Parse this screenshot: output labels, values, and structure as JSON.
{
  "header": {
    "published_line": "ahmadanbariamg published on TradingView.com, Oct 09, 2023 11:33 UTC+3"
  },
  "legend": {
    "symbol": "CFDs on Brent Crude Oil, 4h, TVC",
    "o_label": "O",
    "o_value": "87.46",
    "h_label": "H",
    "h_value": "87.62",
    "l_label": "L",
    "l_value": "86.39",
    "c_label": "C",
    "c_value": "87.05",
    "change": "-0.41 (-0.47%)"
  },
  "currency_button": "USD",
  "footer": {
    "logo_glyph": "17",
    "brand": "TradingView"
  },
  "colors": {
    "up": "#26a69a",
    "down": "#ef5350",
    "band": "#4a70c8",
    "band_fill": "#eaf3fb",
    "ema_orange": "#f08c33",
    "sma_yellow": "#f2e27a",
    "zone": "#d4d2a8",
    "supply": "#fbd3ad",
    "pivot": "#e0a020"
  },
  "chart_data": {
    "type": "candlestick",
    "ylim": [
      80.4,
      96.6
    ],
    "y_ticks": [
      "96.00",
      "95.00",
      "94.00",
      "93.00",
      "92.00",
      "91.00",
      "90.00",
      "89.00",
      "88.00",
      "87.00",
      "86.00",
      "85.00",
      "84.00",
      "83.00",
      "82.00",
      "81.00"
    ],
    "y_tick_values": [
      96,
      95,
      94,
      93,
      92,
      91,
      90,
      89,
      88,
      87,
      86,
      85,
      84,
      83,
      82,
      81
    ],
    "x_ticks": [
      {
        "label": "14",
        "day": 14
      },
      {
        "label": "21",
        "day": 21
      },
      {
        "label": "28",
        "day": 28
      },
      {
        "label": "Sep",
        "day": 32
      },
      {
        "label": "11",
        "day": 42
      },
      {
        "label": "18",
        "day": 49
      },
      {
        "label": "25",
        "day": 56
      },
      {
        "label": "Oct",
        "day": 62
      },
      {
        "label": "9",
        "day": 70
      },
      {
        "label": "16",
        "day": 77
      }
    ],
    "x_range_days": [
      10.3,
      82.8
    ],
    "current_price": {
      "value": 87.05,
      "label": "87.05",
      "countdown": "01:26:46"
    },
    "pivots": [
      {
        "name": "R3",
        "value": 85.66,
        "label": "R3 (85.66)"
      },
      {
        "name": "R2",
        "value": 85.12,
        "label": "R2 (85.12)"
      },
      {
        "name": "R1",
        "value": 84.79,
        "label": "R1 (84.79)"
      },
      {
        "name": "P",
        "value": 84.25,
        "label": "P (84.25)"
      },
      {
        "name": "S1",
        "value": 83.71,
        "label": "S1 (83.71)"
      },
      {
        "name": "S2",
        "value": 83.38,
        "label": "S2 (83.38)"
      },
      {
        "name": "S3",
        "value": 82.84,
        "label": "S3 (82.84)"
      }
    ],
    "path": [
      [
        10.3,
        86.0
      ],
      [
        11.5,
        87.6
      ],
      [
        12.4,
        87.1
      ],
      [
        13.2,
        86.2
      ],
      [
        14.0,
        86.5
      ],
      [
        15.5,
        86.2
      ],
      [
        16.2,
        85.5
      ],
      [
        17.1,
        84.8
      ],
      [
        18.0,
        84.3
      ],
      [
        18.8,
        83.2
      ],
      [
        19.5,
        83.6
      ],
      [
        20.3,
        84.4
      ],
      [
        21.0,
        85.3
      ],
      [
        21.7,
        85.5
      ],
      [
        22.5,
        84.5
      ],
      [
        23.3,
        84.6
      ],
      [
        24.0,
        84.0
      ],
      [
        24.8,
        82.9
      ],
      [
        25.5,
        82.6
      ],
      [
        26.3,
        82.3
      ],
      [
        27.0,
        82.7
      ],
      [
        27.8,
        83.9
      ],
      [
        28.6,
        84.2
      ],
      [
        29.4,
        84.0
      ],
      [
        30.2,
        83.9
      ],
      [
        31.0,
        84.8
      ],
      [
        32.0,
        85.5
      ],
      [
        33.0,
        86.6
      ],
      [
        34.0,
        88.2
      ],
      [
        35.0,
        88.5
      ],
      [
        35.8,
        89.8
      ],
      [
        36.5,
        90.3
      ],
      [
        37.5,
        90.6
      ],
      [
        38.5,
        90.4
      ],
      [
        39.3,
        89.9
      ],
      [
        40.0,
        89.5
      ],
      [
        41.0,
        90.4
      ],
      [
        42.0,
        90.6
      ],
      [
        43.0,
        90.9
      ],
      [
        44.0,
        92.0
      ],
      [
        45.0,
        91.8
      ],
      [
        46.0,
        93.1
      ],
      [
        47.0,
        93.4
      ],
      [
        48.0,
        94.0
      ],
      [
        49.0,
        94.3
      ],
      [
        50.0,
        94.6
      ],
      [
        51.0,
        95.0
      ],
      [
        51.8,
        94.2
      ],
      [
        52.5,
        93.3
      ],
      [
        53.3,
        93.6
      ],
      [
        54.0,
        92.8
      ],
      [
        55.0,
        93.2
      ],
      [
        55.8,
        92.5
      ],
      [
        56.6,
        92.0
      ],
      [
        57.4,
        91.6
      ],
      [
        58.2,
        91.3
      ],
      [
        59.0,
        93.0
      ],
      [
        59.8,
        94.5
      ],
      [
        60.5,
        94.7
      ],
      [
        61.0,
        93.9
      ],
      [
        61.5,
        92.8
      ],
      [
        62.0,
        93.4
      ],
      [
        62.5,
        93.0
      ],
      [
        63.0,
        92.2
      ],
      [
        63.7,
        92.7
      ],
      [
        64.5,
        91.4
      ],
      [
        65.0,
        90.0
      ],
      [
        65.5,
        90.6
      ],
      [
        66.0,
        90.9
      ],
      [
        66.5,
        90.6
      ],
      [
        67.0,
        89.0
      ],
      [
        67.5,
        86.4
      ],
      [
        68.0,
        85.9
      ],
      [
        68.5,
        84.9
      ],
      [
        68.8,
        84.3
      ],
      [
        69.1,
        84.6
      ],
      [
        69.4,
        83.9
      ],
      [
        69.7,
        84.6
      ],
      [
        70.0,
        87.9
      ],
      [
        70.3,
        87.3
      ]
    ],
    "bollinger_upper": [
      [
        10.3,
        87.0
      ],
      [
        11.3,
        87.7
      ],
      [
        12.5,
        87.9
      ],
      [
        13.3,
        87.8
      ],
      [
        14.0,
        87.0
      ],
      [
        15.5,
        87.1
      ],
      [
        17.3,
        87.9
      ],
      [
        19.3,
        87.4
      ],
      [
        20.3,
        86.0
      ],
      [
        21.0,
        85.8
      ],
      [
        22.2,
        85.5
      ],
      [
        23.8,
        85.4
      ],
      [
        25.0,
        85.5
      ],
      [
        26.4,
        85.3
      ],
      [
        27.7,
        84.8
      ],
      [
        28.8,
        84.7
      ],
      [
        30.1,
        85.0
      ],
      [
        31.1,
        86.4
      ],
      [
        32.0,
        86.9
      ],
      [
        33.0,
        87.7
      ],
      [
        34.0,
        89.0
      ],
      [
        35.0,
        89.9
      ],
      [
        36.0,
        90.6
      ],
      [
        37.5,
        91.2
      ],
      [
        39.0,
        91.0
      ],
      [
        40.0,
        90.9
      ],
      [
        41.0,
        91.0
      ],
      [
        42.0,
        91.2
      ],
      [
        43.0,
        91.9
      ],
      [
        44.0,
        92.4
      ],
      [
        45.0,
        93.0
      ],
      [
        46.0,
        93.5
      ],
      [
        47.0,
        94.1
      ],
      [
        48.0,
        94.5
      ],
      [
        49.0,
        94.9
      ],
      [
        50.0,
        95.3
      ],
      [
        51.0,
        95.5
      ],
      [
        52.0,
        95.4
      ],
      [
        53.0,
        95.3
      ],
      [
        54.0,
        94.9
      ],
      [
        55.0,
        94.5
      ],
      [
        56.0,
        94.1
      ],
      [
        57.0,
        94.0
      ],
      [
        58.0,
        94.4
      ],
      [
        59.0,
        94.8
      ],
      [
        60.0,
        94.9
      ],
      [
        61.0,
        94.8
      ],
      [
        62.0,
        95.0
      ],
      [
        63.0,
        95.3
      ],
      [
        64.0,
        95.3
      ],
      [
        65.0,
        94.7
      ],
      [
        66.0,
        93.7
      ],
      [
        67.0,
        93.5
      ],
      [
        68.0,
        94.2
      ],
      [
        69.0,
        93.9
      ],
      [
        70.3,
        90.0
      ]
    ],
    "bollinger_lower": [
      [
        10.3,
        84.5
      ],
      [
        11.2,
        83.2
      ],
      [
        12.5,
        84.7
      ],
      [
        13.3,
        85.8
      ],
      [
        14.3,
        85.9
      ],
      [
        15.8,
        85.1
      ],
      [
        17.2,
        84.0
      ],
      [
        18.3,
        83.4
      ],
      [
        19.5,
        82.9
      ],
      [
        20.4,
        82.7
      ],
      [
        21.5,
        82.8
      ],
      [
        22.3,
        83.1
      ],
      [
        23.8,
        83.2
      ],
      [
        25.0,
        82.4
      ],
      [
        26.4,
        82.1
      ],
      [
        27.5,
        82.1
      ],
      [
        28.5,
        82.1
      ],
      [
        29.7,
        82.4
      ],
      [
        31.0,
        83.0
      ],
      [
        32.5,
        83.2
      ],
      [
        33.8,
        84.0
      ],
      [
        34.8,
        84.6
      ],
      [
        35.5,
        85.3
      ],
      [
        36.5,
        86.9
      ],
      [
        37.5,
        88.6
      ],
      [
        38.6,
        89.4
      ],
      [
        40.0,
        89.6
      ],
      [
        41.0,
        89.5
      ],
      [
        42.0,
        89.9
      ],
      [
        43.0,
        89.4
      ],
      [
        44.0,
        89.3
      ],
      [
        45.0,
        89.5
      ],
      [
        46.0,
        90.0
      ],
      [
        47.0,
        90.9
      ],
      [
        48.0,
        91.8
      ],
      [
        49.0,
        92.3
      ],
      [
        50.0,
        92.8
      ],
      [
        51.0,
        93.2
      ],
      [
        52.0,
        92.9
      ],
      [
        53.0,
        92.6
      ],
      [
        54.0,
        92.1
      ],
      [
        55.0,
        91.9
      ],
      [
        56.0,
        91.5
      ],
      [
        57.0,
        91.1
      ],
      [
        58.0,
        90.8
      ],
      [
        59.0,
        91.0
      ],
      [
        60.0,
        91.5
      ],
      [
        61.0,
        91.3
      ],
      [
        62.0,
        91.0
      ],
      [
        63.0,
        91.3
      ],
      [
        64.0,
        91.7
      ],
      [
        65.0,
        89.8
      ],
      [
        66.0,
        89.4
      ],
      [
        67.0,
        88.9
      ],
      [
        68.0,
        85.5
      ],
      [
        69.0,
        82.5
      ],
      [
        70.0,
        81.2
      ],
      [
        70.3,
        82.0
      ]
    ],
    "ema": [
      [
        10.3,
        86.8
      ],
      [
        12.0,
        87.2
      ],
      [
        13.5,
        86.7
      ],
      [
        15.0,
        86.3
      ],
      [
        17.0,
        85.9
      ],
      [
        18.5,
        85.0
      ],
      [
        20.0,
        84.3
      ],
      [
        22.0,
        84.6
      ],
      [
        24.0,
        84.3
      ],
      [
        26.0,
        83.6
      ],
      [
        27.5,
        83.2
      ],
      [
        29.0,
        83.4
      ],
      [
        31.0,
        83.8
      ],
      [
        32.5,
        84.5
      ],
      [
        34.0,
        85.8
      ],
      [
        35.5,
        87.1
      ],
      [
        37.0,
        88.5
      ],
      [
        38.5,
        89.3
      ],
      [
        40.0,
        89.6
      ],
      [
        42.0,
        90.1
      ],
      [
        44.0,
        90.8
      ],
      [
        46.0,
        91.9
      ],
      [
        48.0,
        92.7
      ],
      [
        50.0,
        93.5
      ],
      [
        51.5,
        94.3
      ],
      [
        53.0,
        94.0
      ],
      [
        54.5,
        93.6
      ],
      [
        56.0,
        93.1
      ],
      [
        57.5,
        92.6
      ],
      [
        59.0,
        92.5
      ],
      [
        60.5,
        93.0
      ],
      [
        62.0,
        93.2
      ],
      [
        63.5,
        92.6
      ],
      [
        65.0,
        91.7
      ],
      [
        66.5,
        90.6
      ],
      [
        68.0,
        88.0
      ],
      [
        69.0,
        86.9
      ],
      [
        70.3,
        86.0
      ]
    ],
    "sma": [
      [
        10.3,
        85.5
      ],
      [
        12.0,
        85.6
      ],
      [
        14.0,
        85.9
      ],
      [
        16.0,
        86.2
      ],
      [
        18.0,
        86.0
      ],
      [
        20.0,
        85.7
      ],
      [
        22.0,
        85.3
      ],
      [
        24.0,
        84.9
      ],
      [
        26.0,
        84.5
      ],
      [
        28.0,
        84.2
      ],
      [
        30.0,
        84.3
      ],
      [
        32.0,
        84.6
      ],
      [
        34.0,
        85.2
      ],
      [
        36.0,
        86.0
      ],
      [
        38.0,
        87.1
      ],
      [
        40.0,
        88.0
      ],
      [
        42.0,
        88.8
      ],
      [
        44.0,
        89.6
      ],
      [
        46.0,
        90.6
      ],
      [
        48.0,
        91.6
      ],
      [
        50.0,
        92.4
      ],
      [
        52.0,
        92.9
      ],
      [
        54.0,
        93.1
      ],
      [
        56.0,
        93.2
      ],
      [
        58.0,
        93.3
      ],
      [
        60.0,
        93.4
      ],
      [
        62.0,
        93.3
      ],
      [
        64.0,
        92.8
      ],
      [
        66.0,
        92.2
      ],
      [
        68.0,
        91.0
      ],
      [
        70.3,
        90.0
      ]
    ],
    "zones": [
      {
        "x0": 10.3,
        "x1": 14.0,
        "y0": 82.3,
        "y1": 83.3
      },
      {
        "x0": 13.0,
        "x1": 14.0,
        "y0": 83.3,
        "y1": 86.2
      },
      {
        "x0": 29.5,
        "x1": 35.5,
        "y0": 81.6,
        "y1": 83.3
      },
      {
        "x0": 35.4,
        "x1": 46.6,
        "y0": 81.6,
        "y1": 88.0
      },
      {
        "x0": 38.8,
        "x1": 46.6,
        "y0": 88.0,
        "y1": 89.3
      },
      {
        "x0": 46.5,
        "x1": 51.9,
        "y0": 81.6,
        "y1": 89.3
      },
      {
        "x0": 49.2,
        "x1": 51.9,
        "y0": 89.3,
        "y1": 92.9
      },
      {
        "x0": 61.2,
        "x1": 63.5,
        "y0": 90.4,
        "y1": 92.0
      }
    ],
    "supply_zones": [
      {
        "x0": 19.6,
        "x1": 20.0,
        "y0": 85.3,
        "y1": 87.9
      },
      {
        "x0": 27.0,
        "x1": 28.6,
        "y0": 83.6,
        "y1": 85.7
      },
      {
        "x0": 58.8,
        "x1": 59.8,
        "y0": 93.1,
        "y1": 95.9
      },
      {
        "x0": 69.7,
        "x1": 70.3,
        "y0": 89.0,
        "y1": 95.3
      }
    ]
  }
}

» The exercise:
Write only the number of lines in the records that include the word "TradingView".

» Written response:
2